## What is required
Gather all lines in the records below that include the word "JSON".

## Data in this exercise

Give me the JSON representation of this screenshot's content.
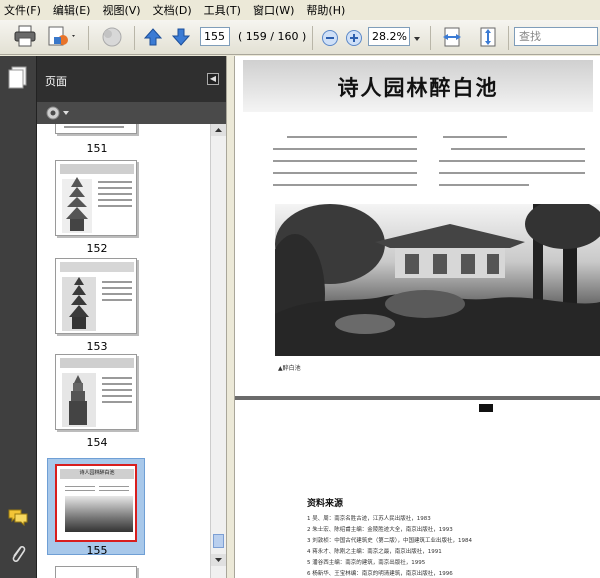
{
  "menu": [
    "文件(F)",
    "编辑(E)",
    "视图(V)",
    "文档(D)",
    "工具(T)",
    "窗口(W)",
    "帮助(H)"
  ],
  "toolbar": {
    "page_number": "155",
    "page_count": "( 159 / 160 )",
    "zoom": "28.2%",
    "search_placeholder": "查找"
  },
  "panel": {
    "title": "页面",
    "thumbnails": [
      {
        "label": "151",
        "heading": ""
      },
      {
        "label": "152",
        "heading": ""
      },
      {
        "label": "153",
        "heading": ""
      },
      {
        "label": "154",
        "heading": ""
      },
      {
        "label": "155",
        "heading": "诗人园林醉白池"
      }
    ],
    "selected": "155"
  },
  "document": {
    "page_title": "诗人园林醉白池",
    "photo_caption": "▲醉白池",
    "references_title": "资料来源",
    "references": [
      "1  吴、周：南京名胜古迹，江苏人民出版社，1983",
      "2  朱士宏、陈绍甫主编：金陵胜迹大全，南京出版社，1993",
      "3  刘敦桢：中国古代建筑史（第二版），中国建筑工业出版社，1984",
      "4  蒋永才、陈刚之主编：南京之最，南京出版社，1991",
      "5  潘谷西主编：南京的建筑，南京出版社，1995",
      "6  杨新华、王宝林编：南京的明清建筑，南京出版社，1996"
    ]
  }
}
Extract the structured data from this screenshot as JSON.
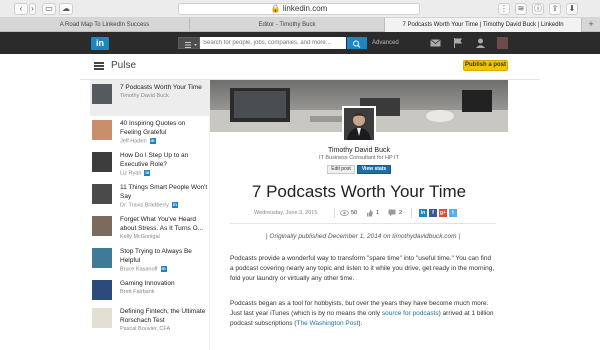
{
  "browser": {
    "url": "linkedin.com",
    "tabs": [
      {
        "title": "A Road Map To LinkedIn Success"
      },
      {
        "title": "Editor - Timothy Buck"
      },
      {
        "title": "7 Podcasts Worth Your Time | Timothy David Buck | LinkedIn"
      }
    ],
    "new_tab": "+"
  },
  "linkedin_nav": {
    "logo": "in",
    "search_placeholder": "Search for people, jobs, companies, and more...",
    "advanced_label": "Advanced",
    "icons": [
      "menu-icon",
      "search-icon",
      "mail-icon",
      "flag-icon",
      "person-icon",
      "avatar"
    ]
  },
  "pulse": {
    "title": "Pulse",
    "publish_label": "Publish a post"
  },
  "sidebar": {
    "items": [
      {
        "title": "7 Podcasts Worth Your Time",
        "author": "Timothy David Buck",
        "influencer": false,
        "selected": true,
        "thumb": "#555a60"
      },
      {
        "title": "40 Inspiring Quotes on Feeling Grateful",
        "author": "Jeff Haden",
        "influencer": true,
        "selected": false,
        "thumb": "#c98f6a"
      },
      {
        "title": "How Do I Step Up to an Executive Role?",
        "author": "Liz Ryan",
        "influencer": true,
        "selected": false,
        "thumb": "#3d3d3d"
      },
      {
        "title": "11 Things Smart People Won't Say",
        "author": "Dr. Travis Bradberry",
        "influencer": true,
        "selected": false,
        "thumb": "#4a4a4a"
      },
      {
        "title": "Forget What You've Heard about Stress. As It Turns O...",
        "author": "Kelly McGonigal",
        "influencer": false,
        "selected": false,
        "thumb": "#7c6a5c"
      },
      {
        "title": "Stop Trying to Always Be Helpful",
        "author": "Bruce Kasanoff",
        "influencer": true,
        "selected": false,
        "thumb": "#3f7b96"
      },
      {
        "title": "Gaming Innovation",
        "author": "Brett Fairbank",
        "influencer": false,
        "selected": false,
        "thumb": "#2c4a7a"
      },
      {
        "title": "Defining Fintech, the Ultimate Rorschach Test",
        "author": "Pascal Bouvier, CFA",
        "influencer": false,
        "selected": false,
        "thumb": "#e3dfd4"
      }
    ]
  },
  "article": {
    "author_name": "Timothy David Buck",
    "author_title": "IT Business Consultant for HP IT",
    "edit_label": "Edit post",
    "stats_label": "View stats",
    "title": "7 Podcasts Worth Your Time",
    "date": "Wednesday, June 3, 2015",
    "views": "50",
    "likes": "1",
    "comments": "2",
    "share_icons": [
      {
        "name": "linkedin-share-icon",
        "glyph": "in",
        "color": "#1a86c6"
      },
      {
        "name": "facebook-share-icon",
        "glyph": "f",
        "color": "#3b5998"
      },
      {
        "name": "google-plus-share-icon",
        "glyph": "g+",
        "color": "#dd4b39"
      },
      {
        "name": "twitter-share-icon",
        "glyph": "t",
        "color": "#55acee"
      }
    ],
    "quote": "| Originally published December 1, 2014 on timothydavidbuck.com |",
    "para1": "Podcasts provide a wonderful way to transform \"spare time\" into \"useful time.\" You can find a podcast covering nearly any topic and listen to it while you drive, get ready in the morning, fold your laundry or virtually any other time.",
    "para2_a": "Podcasts began as a tool for hobbyists, but over the years they have become much more. Just last year iTunes (which is by no means the only ",
    "para2_link1": "source for podcasts",
    "para2_b": ") arrived at 1 billion podcast subscriptions (",
    "para2_link2": "The Washington Post",
    "para2_c": ")."
  },
  "colors": {
    "linkedin_blue": "#1a86c6",
    "nav_bg": "#2b2b2b",
    "publish_yellow": "#f4c400",
    "stats_blue": "#1f6ea3"
  }
}
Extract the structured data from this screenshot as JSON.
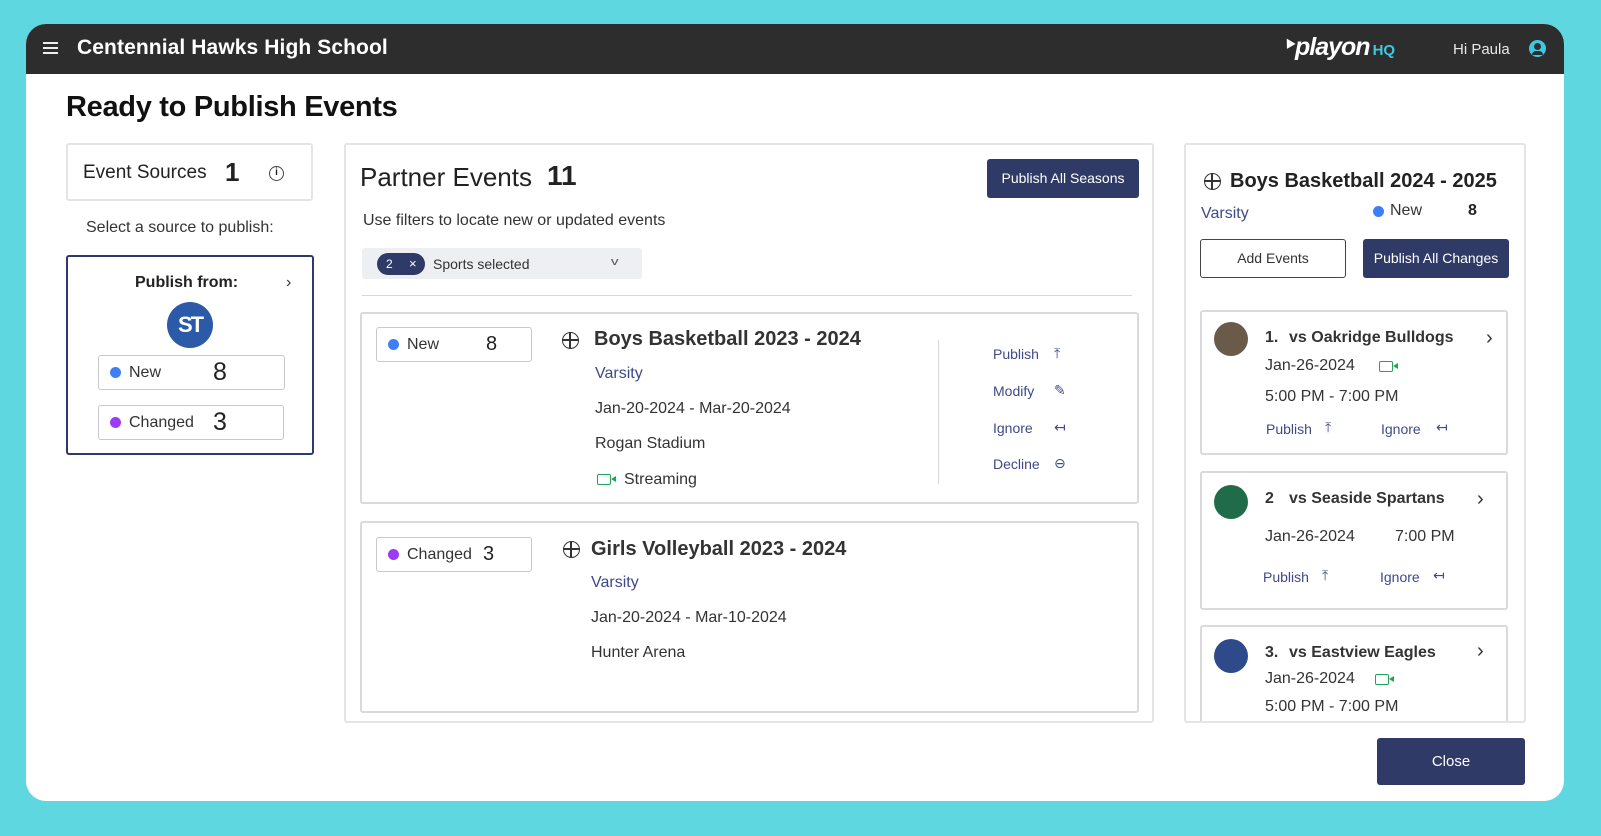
{
  "header": {
    "school_name": "Centennial Hawks High School",
    "brand_name": "playon",
    "brand_suffix": "HQ",
    "greeting": "Hi Paula",
    "accent_color": "#3ec7e0"
  },
  "page": {
    "title": "Ready to Publish Events"
  },
  "sources": {
    "label": "Event Sources",
    "count": "1",
    "info_icon": "info-icon",
    "select_prompt": "Select a source to publish:",
    "publish_from_label": "Publish from:",
    "source_logo_text": "ST",
    "new_label": "New",
    "new_count": "8",
    "changed_label": "Changed",
    "changed_count": "3"
  },
  "partner": {
    "title": "Partner Events",
    "count": "11",
    "publish_all_label": "Publish All Seasons",
    "filters_hint": "Use filters to locate new or updated events",
    "filter": {
      "chip_count": "2",
      "chip_remove": "×",
      "label": "Sports selected"
    },
    "events": [
      {
        "status_label": "New",
        "status_count": "8",
        "title": "Boys Basketball 2023 - 2024",
        "level": "Varsity",
        "dates": "Jan-20-2024 - Mar-20-2024",
        "venue": "Rogan Stadium",
        "streaming": "Streaming",
        "actions": [
          {
            "label": "Publish",
            "glyph": "⤒"
          },
          {
            "label": "Modify",
            "glyph": "✎"
          },
          {
            "label": "Ignore",
            "glyph": "↤"
          },
          {
            "label": "Decline",
            "glyph": "⊖"
          }
        ]
      },
      {
        "status_label": "Changed",
        "status_count": "3",
        "title": "Girls Volleyball 2023 - 2024",
        "level": "Varsity",
        "dates": "Jan-20-2024 - Mar-10-2024",
        "venue": "Hunter Arena"
      }
    ]
  },
  "season": {
    "title": "Boys Basketball 2024 - 2025",
    "level": "Varsity",
    "new_label": "New",
    "new_count": "8",
    "add_events_label": "Add Events",
    "publish_changes_label": "Publish All Changes",
    "games": [
      {
        "number": "1.",
        "opponent": "vs Oakridge Bulldogs",
        "date": "Jan-26-2024",
        "time": "5:00 PM - 7:00 PM",
        "publish_label": "Publish",
        "ignore_label": "Ignore",
        "logo_color": "#6a5a4a"
      },
      {
        "number": "2",
        "opponent": "vs Seaside Spartans",
        "date": "Jan-26-2024",
        "time": "7:00 PM",
        "publish_label": "Publish",
        "ignore_label": "Ignore",
        "logo_color": "#1f6b4a"
      },
      {
        "number": "3.",
        "opponent": "vs Eastview Eagles",
        "date": "Jan-26-2024",
        "time": "5:00 PM - 7:00 PM",
        "logo_color": "#2f4a8a"
      }
    ]
  },
  "footer": {
    "close_label": "Close"
  }
}
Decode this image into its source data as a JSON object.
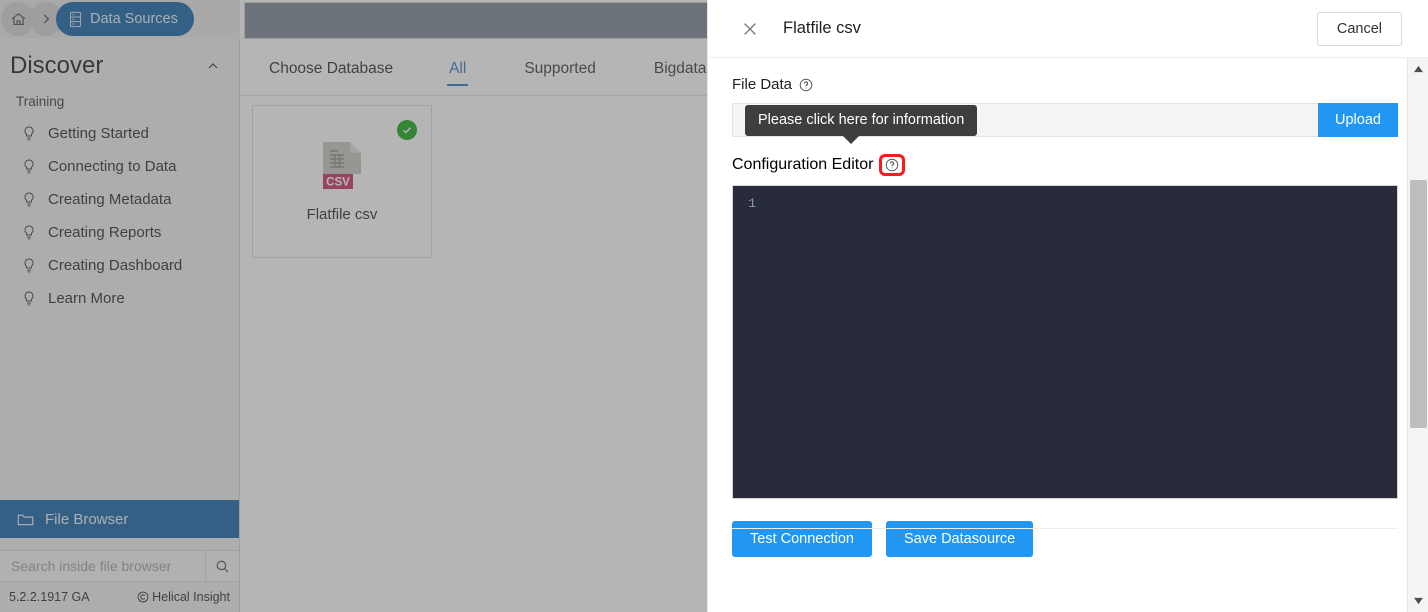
{
  "breadcrumb": {
    "home_icon": "home-icon",
    "separator_icon": "chevron-right-icon",
    "current_icon": "database-icon",
    "current_label": "Data Sources"
  },
  "sidebar": {
    "title": "Discover",
    "collapse_icon": "chevron-up-icon",
    "group_label": "Training",
    "items": [
      {
        "label": "Getting Started",
        "icon": "lightbulb-icon"
      },
      {
        "label": "Connecting to Data",
        "icon": "lightbulb-icon"
      },
      {
        "label": "Creating Metadata",
        "icon": "lightbulb-icon"
      },
      {
        "label": "Creating Reports",
        "icon": "lightbulb-icon"
      },
      {
        "label": "Creating Dashboard",
        "icon": "lightbulb-icon"
      },
      {
        "label": "Learn More",
        "icon": "lightbulb-icon"
      }
    ],
    "file_browser": {
      "label": "File Browser",
      "icon": "folder-icon"
    },
    "search": {
      "placeholder": "Search inside file browser",
      "value": "",
      "icon": "search-icon"
    },
    "footer": {
      "version": "5.2.2.1917 GA",
      "copyright_icon": "copyright-icon",
      "brand": "Helical Insight"
    }
  },
  "main": {
    "choose_database_label": "Choose Database",
    "tabs": [
      {
        "label": "All",
        "active": true
      },
      {
        "label": "Supported",
        "active": false
      },
      {
        "label": "Bigdata",
        "active": false
      }
    ],
    "cards": [
      {
        "label": "Flatfile csv",
        "icon": "csv-file-icon",
        "badge_icon": "check-circle-icon",
        "selected": true,
        "file_type": "CSV"
      }
    ]
  },
  "modal": {
    "close_icon": "close-icon",
    "title": "Flatfile csv",
    "cancel_label": "Cancel",
    "file_data": {
      "label": "File Data",
      "help_icon": "help-circle-icon",
      "input_value": "",
      "input_placeholder": "",
      "upload_label": "Upload"
    },
    "tooltip": {
      "text": "Please click here for information",
      "background": "#3e3e3e"
    },
    "configuration_editor": {
      "label": "Configuration Editor",
      "help_icon": "help-circle-icon",
      "highlight_color": "#f71b1b",
      "line_number": "1",
      "code": "",
      "background": "#282c3a"
    },
    "actions": [
      {
        "label": "Test Connection",
        "color": "#2196f3"
      },
      {
        "label": "Save Datasource",
        "color": "#2196f3"
      }
    ],
    "scrollbar": {
      "up_icon": "scroll-up-arrow-icon",
      "down_icon": "scroll-down-arrow-icon"
    }
  },
  "theme": {
    "accent_blue": "#2196f3",
    "nav_blue": "#1565a8",
    "success_green": "#17a81a",
    "highlight_red": "#f71b1b"
  }
}
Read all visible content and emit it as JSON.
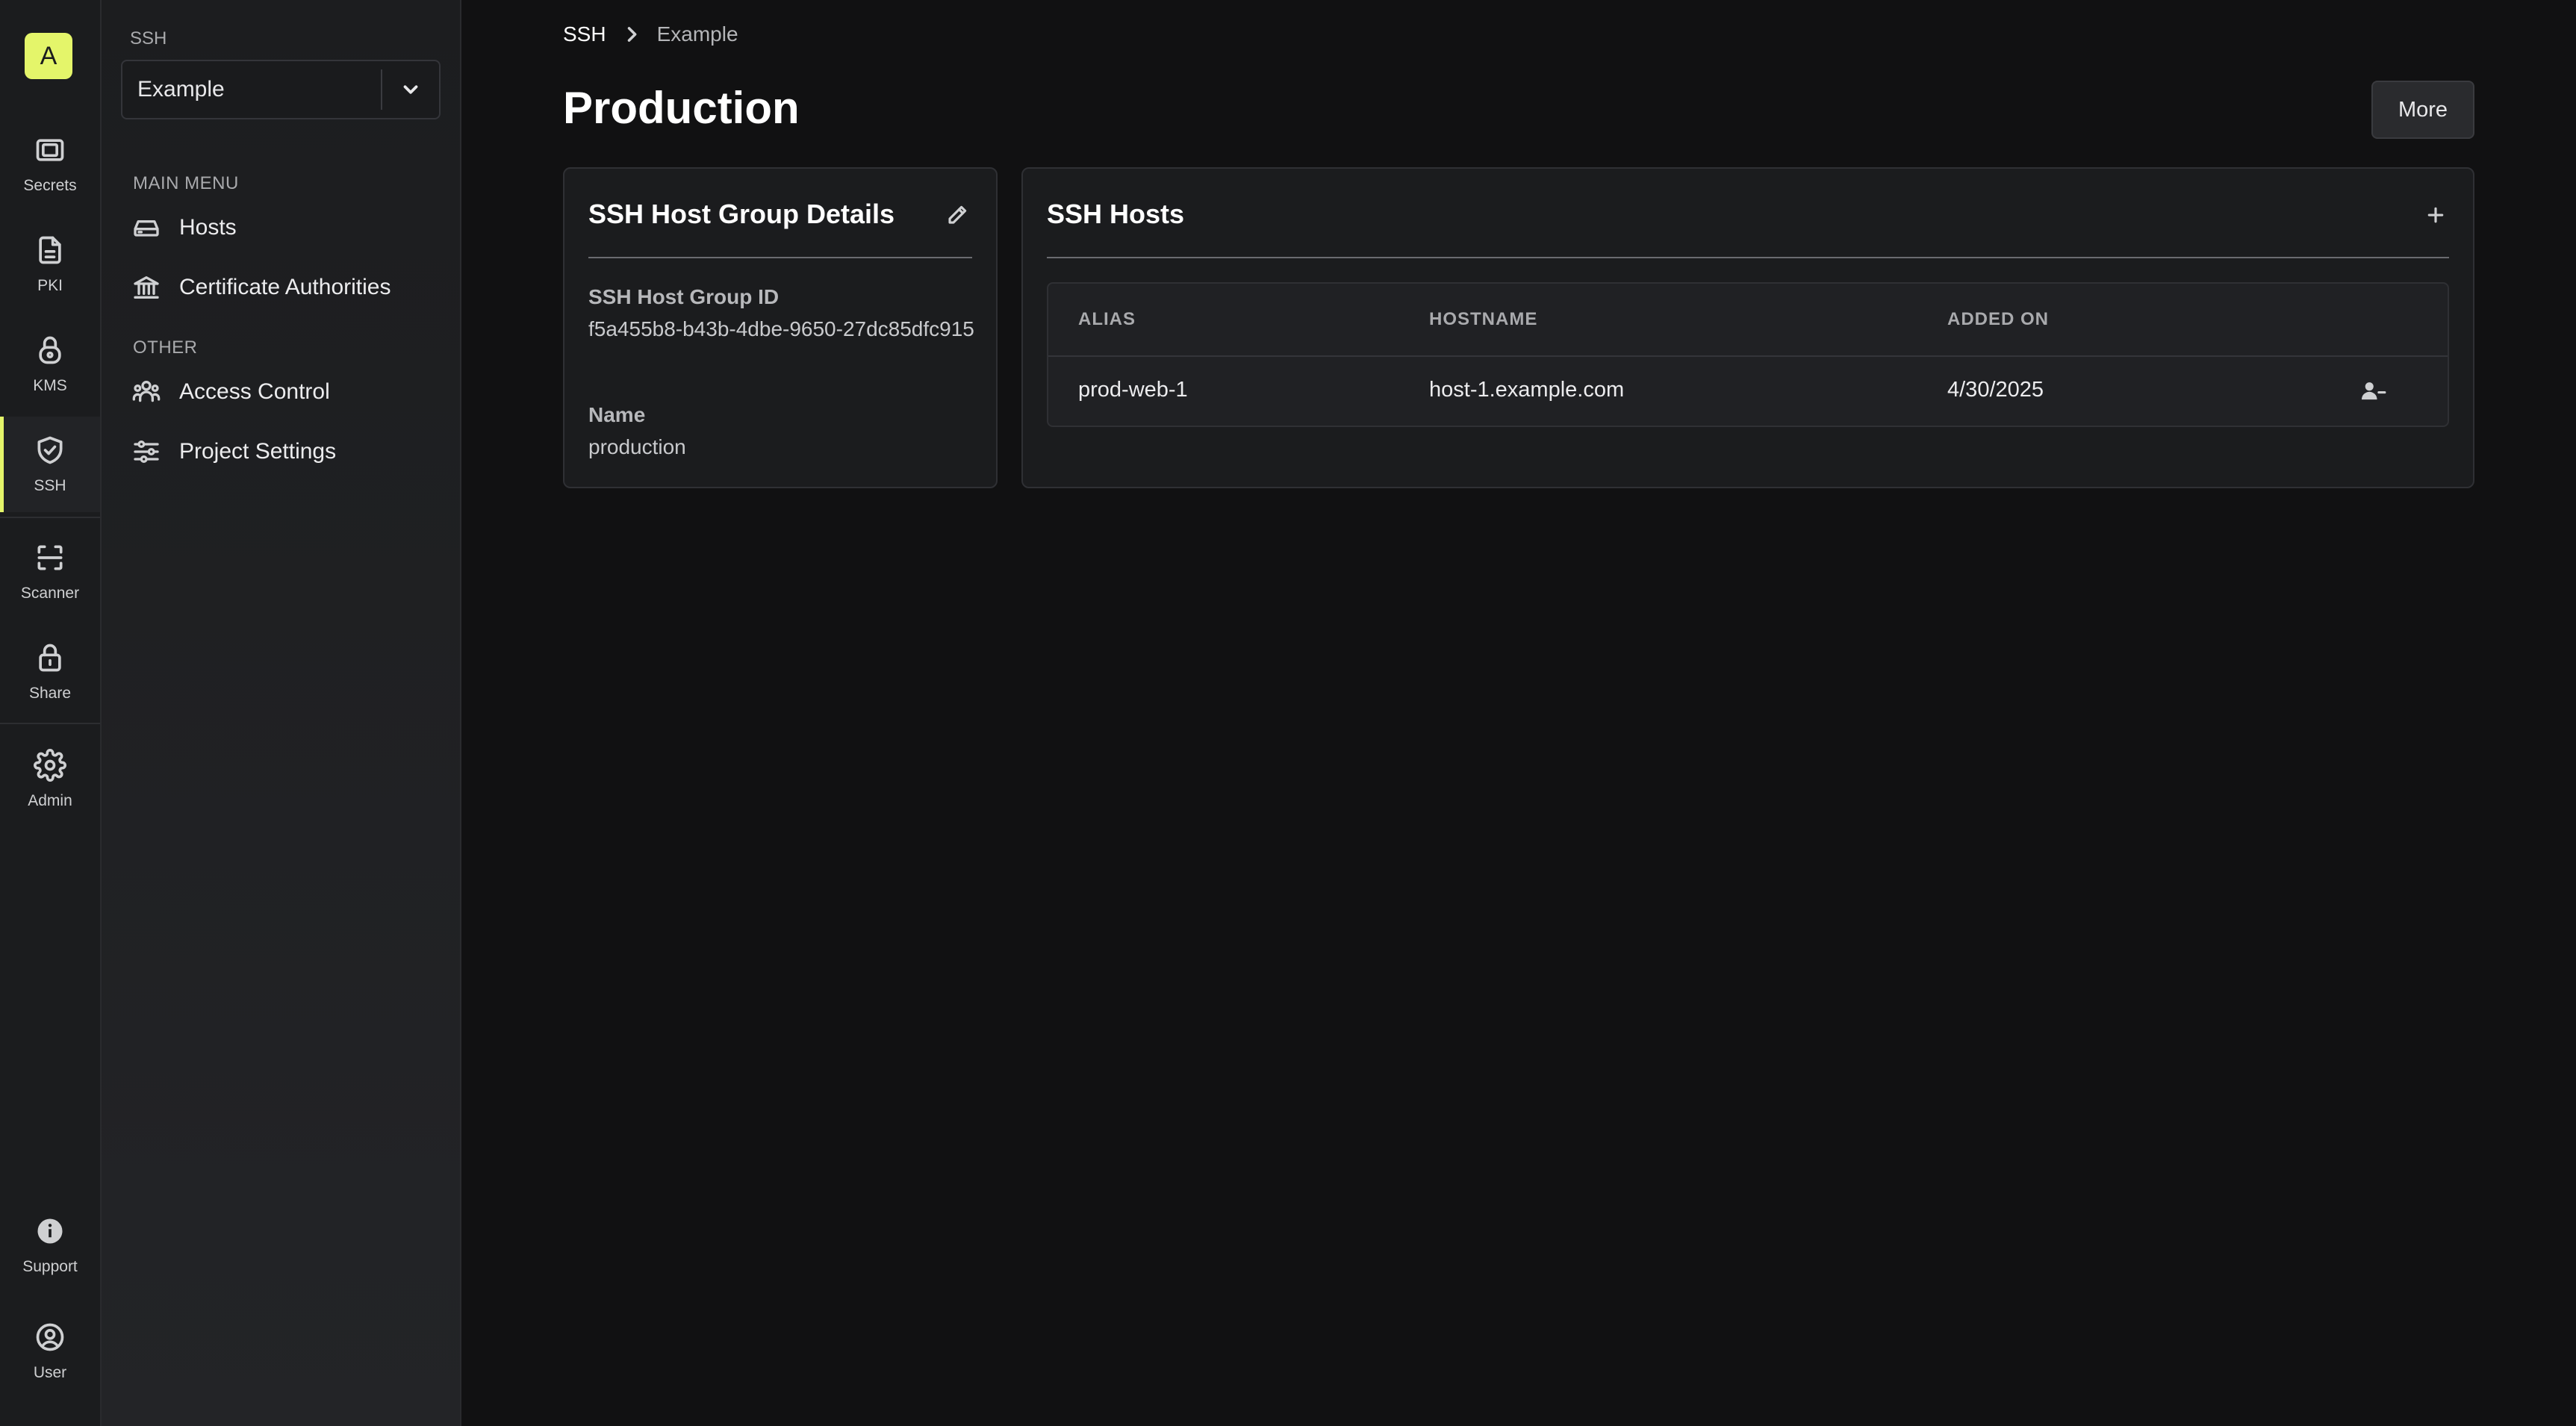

## Task response
Give me the JSON representation of this screenshot's content.
Extract the structured data from this screenshot as JSON.
Extract the structured data from this screenshot as JSON.
Decode this image into its source data as a JSON object.
Read all visible content and emit it as JSON.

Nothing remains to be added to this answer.